Identify, in the records below, every line where the string "Palmerston" appears, and copy each such line.

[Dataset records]
>> start

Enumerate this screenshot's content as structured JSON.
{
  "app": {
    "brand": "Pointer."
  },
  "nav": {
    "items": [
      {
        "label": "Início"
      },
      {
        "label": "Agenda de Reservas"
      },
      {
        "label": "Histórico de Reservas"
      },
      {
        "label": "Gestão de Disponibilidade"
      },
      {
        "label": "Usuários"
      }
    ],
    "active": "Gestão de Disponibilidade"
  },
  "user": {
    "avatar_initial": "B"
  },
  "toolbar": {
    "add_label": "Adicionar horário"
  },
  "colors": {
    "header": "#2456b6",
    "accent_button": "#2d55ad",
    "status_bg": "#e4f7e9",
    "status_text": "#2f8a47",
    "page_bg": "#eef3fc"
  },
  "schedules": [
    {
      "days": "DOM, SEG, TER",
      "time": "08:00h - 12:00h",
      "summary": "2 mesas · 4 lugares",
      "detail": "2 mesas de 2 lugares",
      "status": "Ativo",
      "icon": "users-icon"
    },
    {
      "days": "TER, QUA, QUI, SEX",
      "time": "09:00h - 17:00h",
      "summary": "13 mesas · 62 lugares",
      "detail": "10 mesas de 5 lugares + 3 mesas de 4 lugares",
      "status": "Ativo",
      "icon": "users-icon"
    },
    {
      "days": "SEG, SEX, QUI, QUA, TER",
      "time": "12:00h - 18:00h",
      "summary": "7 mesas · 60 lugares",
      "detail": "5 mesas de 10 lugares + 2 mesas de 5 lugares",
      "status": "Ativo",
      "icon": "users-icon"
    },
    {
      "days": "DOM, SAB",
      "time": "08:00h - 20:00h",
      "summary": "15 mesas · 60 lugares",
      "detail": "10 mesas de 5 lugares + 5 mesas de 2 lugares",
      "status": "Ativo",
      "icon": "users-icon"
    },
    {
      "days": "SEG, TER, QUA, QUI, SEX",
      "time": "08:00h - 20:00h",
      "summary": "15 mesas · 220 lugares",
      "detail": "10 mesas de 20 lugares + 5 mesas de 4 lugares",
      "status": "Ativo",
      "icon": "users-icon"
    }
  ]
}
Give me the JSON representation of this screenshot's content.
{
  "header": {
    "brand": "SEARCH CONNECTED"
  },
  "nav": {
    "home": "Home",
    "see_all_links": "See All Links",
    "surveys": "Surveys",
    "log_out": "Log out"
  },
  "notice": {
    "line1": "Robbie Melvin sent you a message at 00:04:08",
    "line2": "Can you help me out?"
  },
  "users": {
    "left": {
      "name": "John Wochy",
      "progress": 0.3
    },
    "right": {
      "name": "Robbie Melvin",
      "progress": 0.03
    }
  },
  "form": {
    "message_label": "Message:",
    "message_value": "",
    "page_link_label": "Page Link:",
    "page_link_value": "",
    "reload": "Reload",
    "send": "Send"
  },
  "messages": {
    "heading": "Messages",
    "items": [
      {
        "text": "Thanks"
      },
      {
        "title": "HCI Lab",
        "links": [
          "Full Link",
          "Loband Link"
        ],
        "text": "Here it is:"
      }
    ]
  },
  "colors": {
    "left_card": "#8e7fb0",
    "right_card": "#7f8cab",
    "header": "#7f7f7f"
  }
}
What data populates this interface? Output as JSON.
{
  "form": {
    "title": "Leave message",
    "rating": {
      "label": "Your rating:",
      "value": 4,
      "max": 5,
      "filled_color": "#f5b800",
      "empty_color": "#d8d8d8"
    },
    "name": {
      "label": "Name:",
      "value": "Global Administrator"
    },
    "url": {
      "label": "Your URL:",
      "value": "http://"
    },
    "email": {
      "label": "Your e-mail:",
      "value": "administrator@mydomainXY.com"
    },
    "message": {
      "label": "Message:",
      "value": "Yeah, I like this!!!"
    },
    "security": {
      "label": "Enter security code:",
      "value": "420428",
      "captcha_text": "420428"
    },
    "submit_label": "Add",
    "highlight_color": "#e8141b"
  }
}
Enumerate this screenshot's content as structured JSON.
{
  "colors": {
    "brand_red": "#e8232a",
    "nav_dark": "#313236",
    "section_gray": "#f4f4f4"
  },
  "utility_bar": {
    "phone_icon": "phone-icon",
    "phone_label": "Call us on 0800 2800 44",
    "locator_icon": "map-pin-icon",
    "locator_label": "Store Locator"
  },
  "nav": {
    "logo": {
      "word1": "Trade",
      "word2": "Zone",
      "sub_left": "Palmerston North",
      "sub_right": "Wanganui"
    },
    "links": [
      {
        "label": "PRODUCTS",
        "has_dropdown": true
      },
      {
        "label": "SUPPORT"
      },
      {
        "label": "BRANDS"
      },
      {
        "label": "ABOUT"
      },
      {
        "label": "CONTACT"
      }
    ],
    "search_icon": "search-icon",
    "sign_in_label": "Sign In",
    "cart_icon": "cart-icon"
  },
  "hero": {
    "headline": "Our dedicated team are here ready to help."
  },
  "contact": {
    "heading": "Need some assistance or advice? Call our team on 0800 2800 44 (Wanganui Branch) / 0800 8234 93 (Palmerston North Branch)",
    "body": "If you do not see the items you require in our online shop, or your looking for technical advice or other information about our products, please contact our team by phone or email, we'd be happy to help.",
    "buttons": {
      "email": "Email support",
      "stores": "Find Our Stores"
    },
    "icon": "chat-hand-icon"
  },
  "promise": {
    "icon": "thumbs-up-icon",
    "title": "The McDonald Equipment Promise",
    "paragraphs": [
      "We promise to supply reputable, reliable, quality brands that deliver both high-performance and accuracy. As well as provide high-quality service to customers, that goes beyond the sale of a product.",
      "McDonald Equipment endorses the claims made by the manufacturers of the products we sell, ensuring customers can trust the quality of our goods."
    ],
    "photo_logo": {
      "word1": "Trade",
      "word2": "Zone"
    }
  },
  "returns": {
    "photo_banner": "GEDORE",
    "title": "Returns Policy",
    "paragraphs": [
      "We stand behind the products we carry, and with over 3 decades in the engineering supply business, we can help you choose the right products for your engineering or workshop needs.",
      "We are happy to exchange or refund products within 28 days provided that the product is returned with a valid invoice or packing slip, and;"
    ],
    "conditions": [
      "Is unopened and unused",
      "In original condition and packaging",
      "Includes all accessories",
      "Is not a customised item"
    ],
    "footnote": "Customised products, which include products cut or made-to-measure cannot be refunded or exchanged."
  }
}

>> end

Output of the exercise:
      "sub_left": "Palmerston North",
    "heading": "Need some assistance or advice? Call our team on 0800 2800 44 (Wanganui Branch) / 0800 8234 93 (Palmerston North Branch)",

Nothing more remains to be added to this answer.